Where a line in the listing contains the string "diseases", copy that line out.

+-------+

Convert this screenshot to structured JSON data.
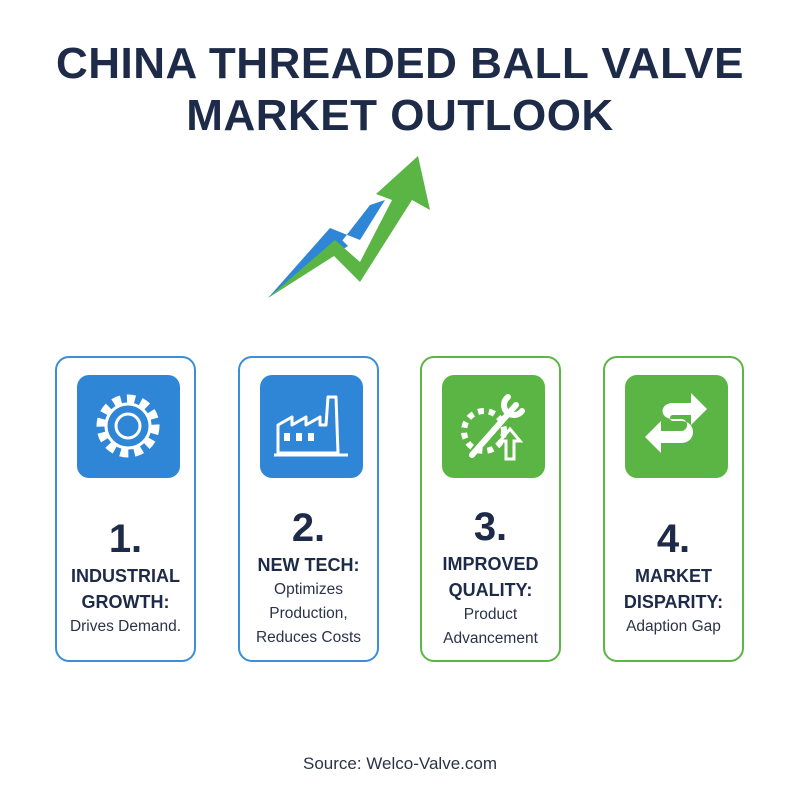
{
  "header": {
    "title": [
      "CHINA THREADED BALL VALVE",
      "MARKET OUTLOOK"
    ]
  },
  "cards": [
    {
      "number": "1.",
      "heading": [
        "INDUSTRIAL",
        "GROWTH:"
      ],
      "body": [
        "Drives Demand."
      ]
    },
    {
      "number": "2.",
      "heading": [
        "NEW TECH:"
      ],
      "body": [
        "Optimizes",
        "Production,",
        "Reduces Costs"
      ]
    },
    {
      "number": "3.",
      "heading": [
        "IMPROVED",
        "QUALITY:"
      ],
      "body": [
        "Product",
        "Advancement"
      ]
    },
    {
      "number": "4.",
      "heading": [
        "MARKET",
        "DISPARITY:"
      ],
      "body": [
        "Adaption Gap"
      ]
    }
  ],
  "footer": {
    "source": "Source: Welco-Valve.com"
  }
}
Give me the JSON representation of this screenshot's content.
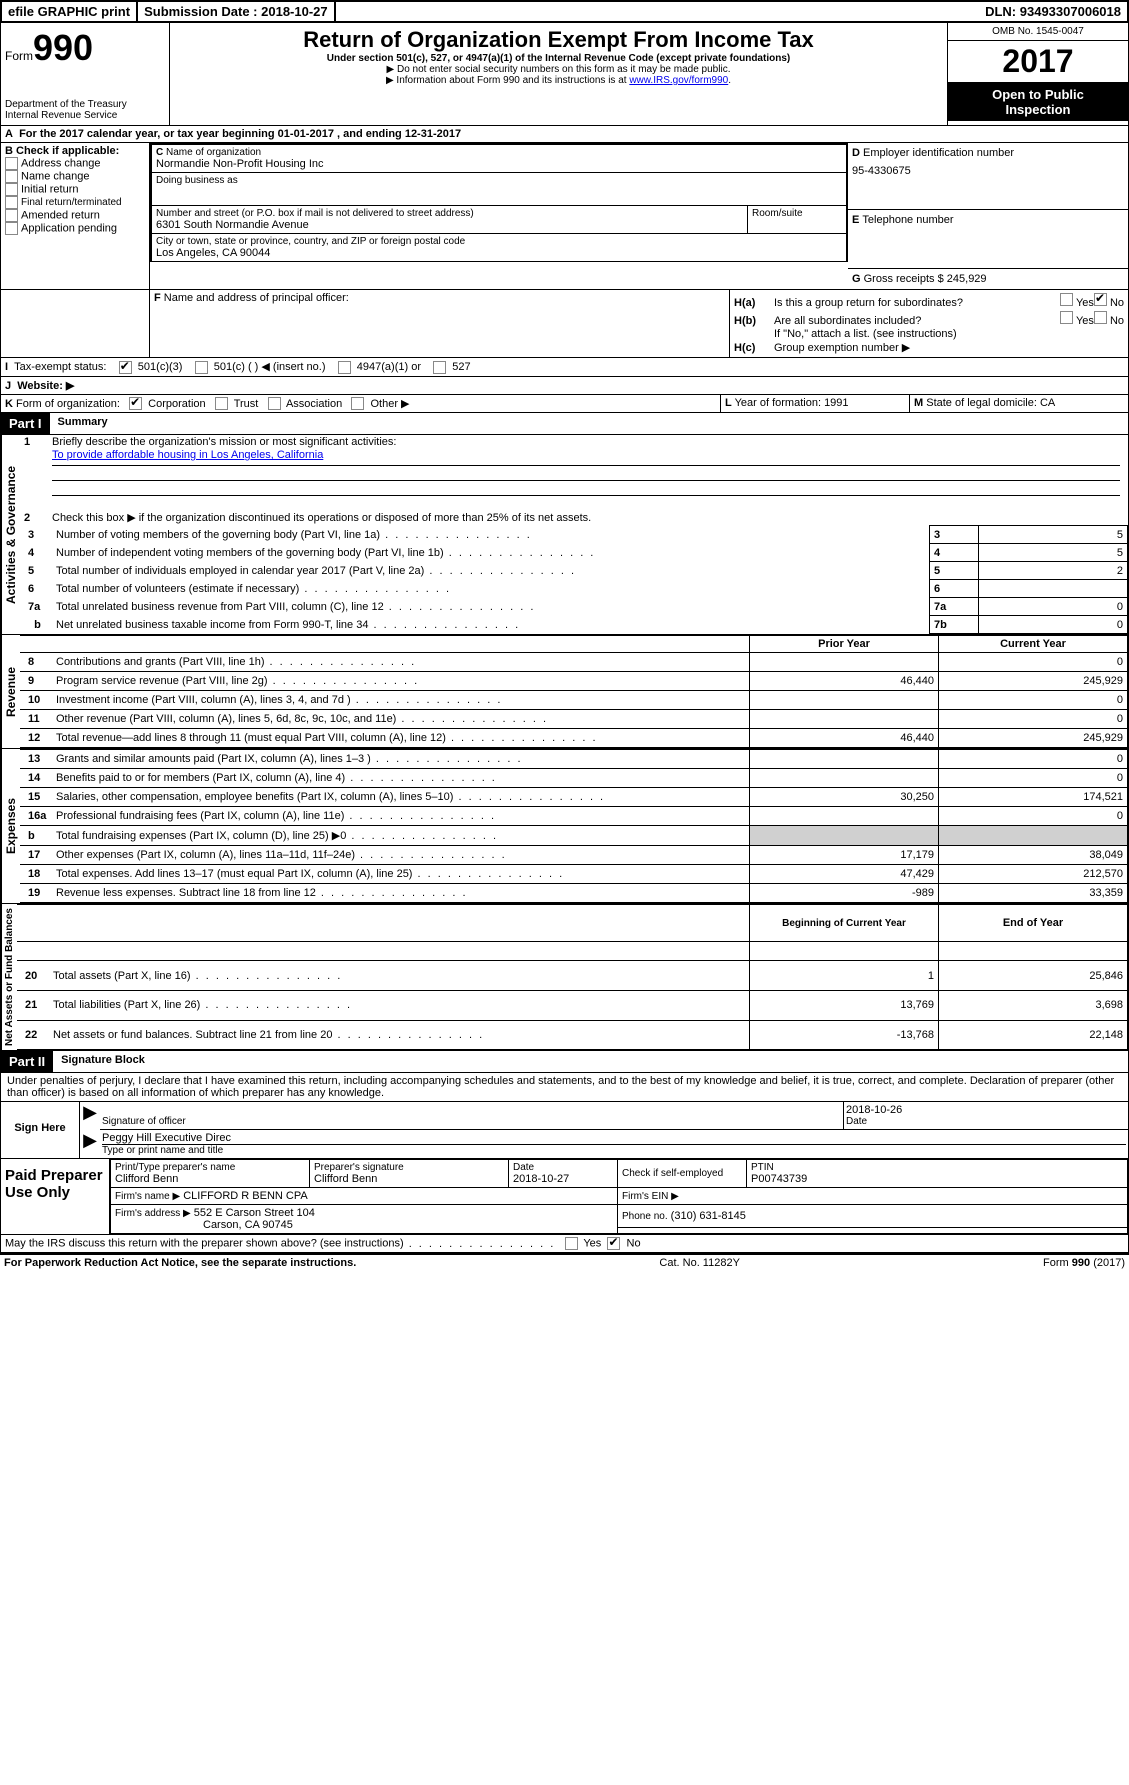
{
  "topbar": {
    "efile": "efile GRAPHIC print",
    "sub_lbl": "Submission Date :",
    "sub_date": "2018-10-27",
    "dln_lbl": "DLN:",
    "dln": "93493307006018"
  },
  "header": {
    "form_word": "Form",
    "form_num": "990",
    "dept1": "Department of the Treasury",
    "dept2": "Internal Revenue Service",
    "title": "Return of Organization Exempt From Income Tax",
    "sub1": "Under section 501(c), 527, or 4947(a)(1) of the Internal Revenue Code (except private foundations)",
    "sub2": "▶ Do not enter social security numbers on this form as it may be made public.",
    "sub3_a": "▶ Information about Form 990 and its instructions is at ",
    "sub3_link": "www.IRS.gov/form990",
    "omb_lbl": "OMB No. 1545-0047",
    "year": "2017",
    "open1": "Open to Public",
    "open2": "Inspection"
  },
  "A": {
    "txt": "For the 2017 calendar year, or tax year beginning 01-01-2017   , and ending 12-31-2017"
  },
  "B": {
    "hdr": "Check if applicable:",
    "opts": [
      "Address change",
      "Name change",
      "Initial return",
      "Final return/terminated",
      "Amended return",
      "Application pending"
    ]
  },
  "C": {
    "name_lbl": "Name of organization",
    "name": "Normandie Non-Profit Housing Inc",
    "dba_lbl": "Doing business as",
    "addr_lbl": "Number and street (or P.O. box if mail is not delivered to street address)",
    "addr": "6301 South Normandie Avenue",
    "room_lbl": "Room/suite",
    "city_lbl": "City or town, state or province, country, and ZIP or foreign postal code",
    "city": "Los Angeles, CA  90044"
  },
  "D": {
    "lbl": "Employer identification number",
    "val": "95-4330675"
  },
  "E": {
    "lbl": "Telephone number"
  },
  "F": {
    "lbl": "Name and address of principal officer:"
  },
  "G": {
    "lbl": "Gross receipts $",
    "val": "245,929"
  },
  "H": {
    "a_lbl": "Is this a group return for subordinates?",
    "b_lbl": "Are all subordinates included?",
    "note": "If \"No,\" attach a list. (see instructions)",
    "c_lbl": "Group exemption number ▶",
    "yes": "Yes",
    "no": "No"
  },
  "I": {
    "lbl": "Tax-exempt status:",
    "o1": "501(c)(3)",
    "o2": "501(c) (  ) ◀ (insert no.)",
    "o3": "4947(a)(1) or",
    "o4": "527"
  },
  "J": {
    "lbl": "Website: ▶"
  },
  "K": {
    "lbl": "Form of organization:",
    "o1": "Corporation",
    "o2": "Trust",
    "o3": "Association",
    "o4": "Other ▶"
  },
  "L": {
    "lbl": "Year of formation:",
    "val": "1991"
  },
  "M": {
    "lbl": "State of legal domicile:",
    "val": "CA"
  },
  "part1": {
    "title": "Part I",
    "name": "Summary",
    "side1": "Activities & Governance",
    "side2": "Revenue",
    "side3": "Expenses",
    "side4": "Net Assets or Fund Balances",
    "l1": "Briefly describe the organization's mission or most significant activities:",
    "l1v": "To provide affordable housing in Los Angeles, California",
    "l2": "Check this box ▶          if the organization discontinued its operations or disposed of more than 25% of its net assets.",
    "l3": "Number of voting members of the governing body (Part VI, line 1a)",
    "l3n": "3",
    "l3v": "5",
    "l4": "Number of independent voting members of the governing body (Part VI, line 1b)",
    "l4n": "4",
    "l4v": "5",
    "l5": "Total number of individuals employed in calendar year 2017 (Part V, line 2a)",
    "l5n": "5",
    "l5v": "2",
    "l6": "Total number of volunteers (estimate if necessary)",
    "l6n": "6",
    "l6v": "",
    "l7a": "Total unrelated business revenue from Part VIII, column (C), line 12",
    "l7an": "7a",
    "l7av": "0",
    "l7b": "Net unrelated business taxable income from Form 990-T, line 34",
    "l7bn": "7b",
    "l7bv": "0",
    "py": "Prior Year",
    "cy": "Current Year",
    "rows_rev": [
      {
        "n": "8",
        "t": "Contributions and grants (Part VIII, line 1h)",
        "py": "",
        "cy": "0"
      },
      {
        "n": "9",
        "t": "Program service revenue (Part VIII, line 2g)",
        "py": "46,440",
        "cy": "245,929"
      },
      {
        "n": "10",
        "t": "Investment income (Part VIII, column (A), lines 3, 4, and 7d )",
        "py": "",
        "cy": "0"
      },
      {
        "n": "11",
        "t": "Other revenue (Part VIII, column (A), lines 5, 6d, 8c, 9c, 10c, and 11e)",
        "py": "",
        "cy": "0"
      },
      {
        "n": "12",
        "t": "Total revenue—add lines 8 through 11 (must equal Part VIII, column (A), line 12)",
        "py": "46,440",
        "cy": "245,929"
      }
    ],
    "rows_exp": [
      {
        "n": "13",
        "t": "Grants and similar amounts paid (Part IX, column (A), lines 1–3 )",
        "py": "",
        "cy": "0"
      },
      {
        "n": "14",
        "t": "Benefits paid to or for members (Part IX, column (A), line 4)",
        "py": "",
        "cy": "0"
      },
      {
        "n": "15",
        "t": "Salaries, other compensation, employee benefits (Part IX, column (A), lines 5–10)",
        "py": "30,250",
        "cy": "174,521"
      },
      {
        "n": "16a",
        "t": "Professional fundraising fees (Part IX, column (A), line 11e)",
        "py": "",
        "cy": "0"
      },
      {
        "n": "b",
        "t": "Total fundraising expenses (Part IX, column (D), line 25) ▶0",
        "py": "shade",
        "cy": "shade"
      },
      {
        "n": "17",
        "t": "Other expenses (Part IX, column (A), lines 11a–11d, 11f–24e)",
        "py": "17,179",
        "cy": "38,049"
      },
      {
        "n": "18",
        "t": "Total expenses. Add lines 13–17 (must equal Part IX, column (A), line 25)",
        "py": "47,429",
        "cy": "212,570"
      },
      {
        "n": "19",
        "t": "Revenue less expenses. Subtract line 18 from line 12",
        "py": "-989",
        "cy": "33,359"
      }
    ],
    "bcy": "Beginning of Current Year",
    "ey": "End of Year",
    "rows_net": [
      {
        "n": "20",
        "t": "Total assets (Part X, line 16)",
        "py": "1",
        "cy": "25,846"
      },
      {
        "n": "21",
        "t": "Total liabilities (Part X, line 26)",
        "py": "13,769",
        "cy": "3,698"
      },
      {
        "n": "22",
        "t": "Net assets or fund balances. Subtract line 21 from line 20",
        "py": "-13,768",
        "cy": "22,148"
      }
    ]
  },
  "part2": {
    "title": "Part II",
    "name": "Signature Block",
    "perjury": "Under penalties of perjury, I declare that I have examined this return, including accompanying schedules and statements, and to the best of my knowledge and belief, it is true, correct, and complete. Declaration of preparer (other than officer) is based on all information of which preparer has any knowledge.",
    "sign_here": "Sign Here",
    "sig_lbl": "Signature of officer",
    "date_lbl": "Date",
    "date": "2018-10-26",
    "name_title": "Peggy Hill  Executive Direc",
    "name_title_lbl": "Type or print name and title",
    "paid": "Paid Preparer Use Only",
    "prep_name_lbl": "Print/Type preparer's name",
    "prep_name": "Clifford Benn",
    "prep_sig_lbl": "Preparer's signature",
    "prep_sig": "Clifford Benn",
    "prep_date": "2018-10-27",
    "check_lbl": "Check        if self-employed",
    "ptin_lbl": "PTIN",
    "ptin": "P00743739",
    "firm_name_lbl": "Firm's name    ▶",
    "firm_name": "CLIFFORD R BENN CPA",
    "firm_ein_lbl": "Firm's EIN ▶",
    "firm_addr_lbl": "Firm's address ▶",
    "firm_addr1": "552 E Carson Street 104",
    "firm_addr2": "Carson, CA  90745",
    "phone_lbl": "Phone no.",
    "phone": "(310) 631-8145",
    "discuss": "May the IRS discuss this return with the preparer shown above? (see instructions)"
  },
  "footer": {
    "pra": "For Paperwork Reduction Act Notice, see the separate instructions.",
    "cat": "Cat. No. 11282Y",
    "form": "Form 990 (2017)"
  }
}
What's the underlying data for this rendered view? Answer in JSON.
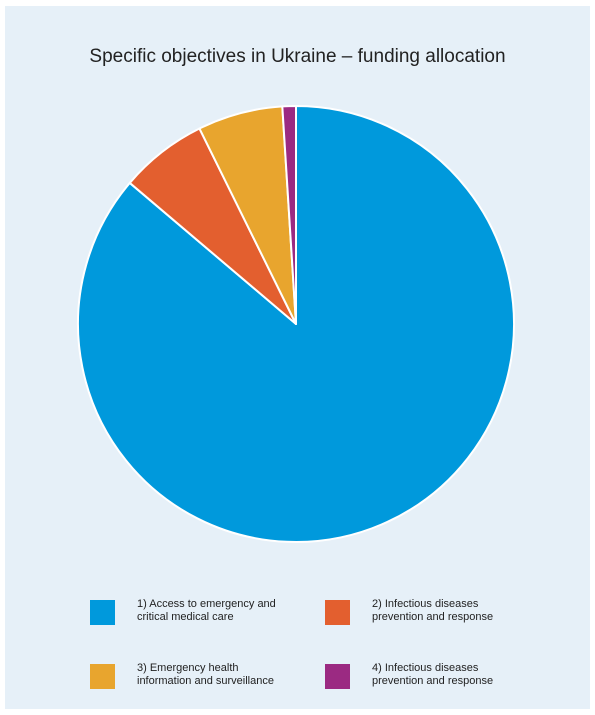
{
  "chart_data": {
    "type": "pie",
    "title": "Specific objectives in Ukraine – funding allocation",
    "slices": [
      {
        "label": "1) Access to emergency and critical medical care",
        "value": 86.2,
        "color": "#0099dc"
      },
      {
        "label": "2) Infectious diseases prevention and response",
        "value": 6.5,
        "color": "#e35f2f"
      },
      {
        "label": "3) Emergency health information and surveillance",
        "value": 6.3,
        "color": "#e8a52e"
      },
      {
        "label": "4) Infectious diseases prevention and response",
        "value": 1.0,
        "color": "#9b2a82"
      }
    ],
    "legend_position": "bottom"
  }
}
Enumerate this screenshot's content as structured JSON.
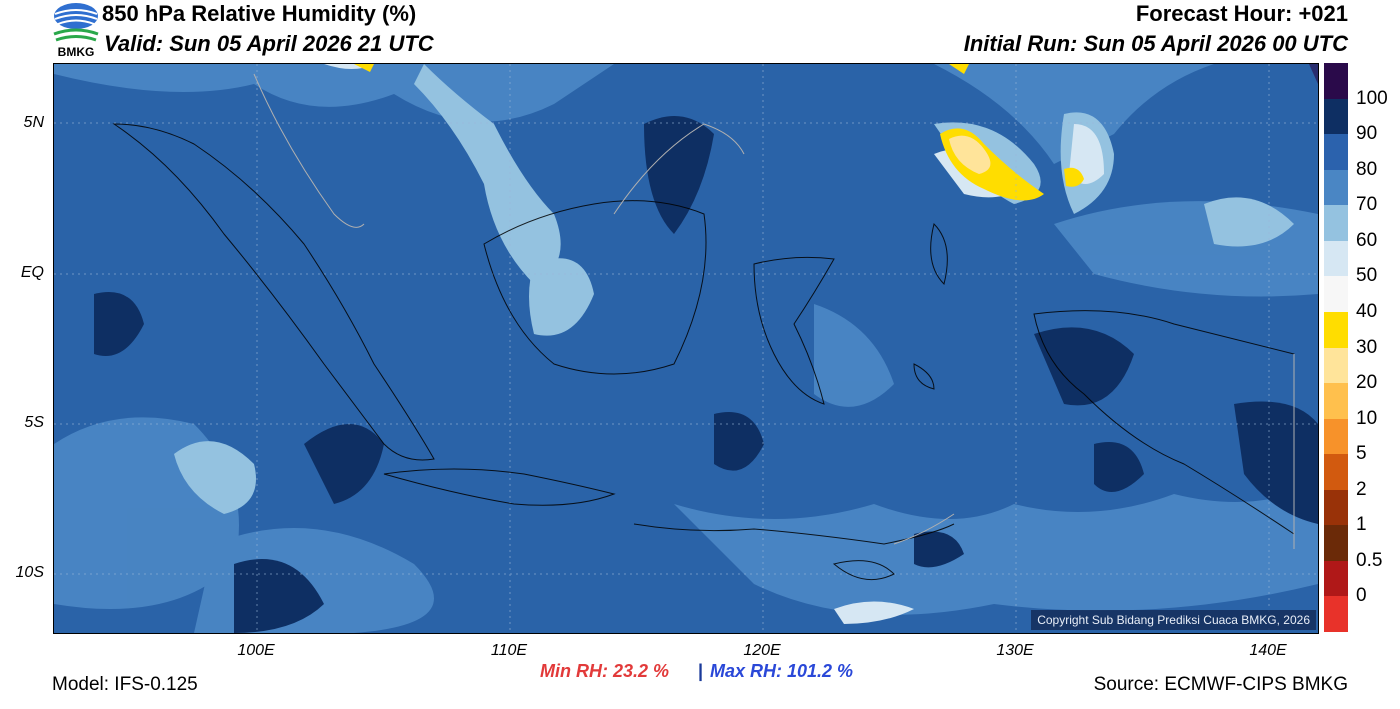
{
  "header": {
    "title": "850 hPa Relative Humidity (%)",
    "valid": "Valid: Sun 05 April 2026 21 UTC",
    "forecast_hour": "Forecast Hour: +021",
    "initial_run": "Initial Run: Sun 05 April 2026 00 UTC"
  },
  "logo": {
    "text": "BMKG",
    "icon": "bmkg-logo-icon"
  },
  "map": {
    "lat_labels": [
      "5N",
      "EQ",
      "5S",
      "10S"
    ],
    "lon_labels": [
      "100E",
      "110E",
      "120E",
      "130E",
      "140E"
    ],
    "copyright": "Copyright Sub Bidang Prediksi Cuaca BMKG, 2026"
  },
  "colorbar": {
    "labels": [
      "100",
      "90",
      "80",
      "70",
      "60",
      "50",
      "40",
      "30",
      "20",
      "10",
      "5",
      "2",
      "1",
      "0.5",
      "0"
    ],
    "colors": [
      "#2a0a4a",
      "#0e2f63",
      "#2b62ad",
      "#4a86c4",
      "#94c2e0",
      "#d6e7f3",
      "#f7f7f7",
      "#ffdd00",
      "#ffe49a",
      "#ffc04d",
      "#f7922a",
      "#d25a0f",
      "#993208",
      "#6b2a08",
      "#b01818",
      "#e8322a"
    ]
  },
  "stats": {
    "min_rh": "Min RH:  23.2 %",
    "separator": "|",
    "max_rh": "Max RH: 101.2 %"
  },
  "footer": {
    "model": "Model: IFS-0.125",
    "source": "Source: ECMWF-CIPS BMKG"
  }
}
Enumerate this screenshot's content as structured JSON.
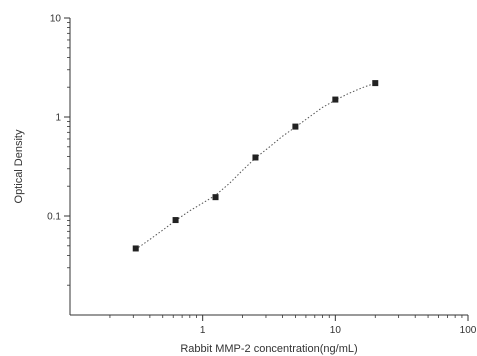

+-------+

→ **Written response**
        "label": "2) Infectious diseases prevention and response",
        "label": "4) Infectious diseases prevention and response",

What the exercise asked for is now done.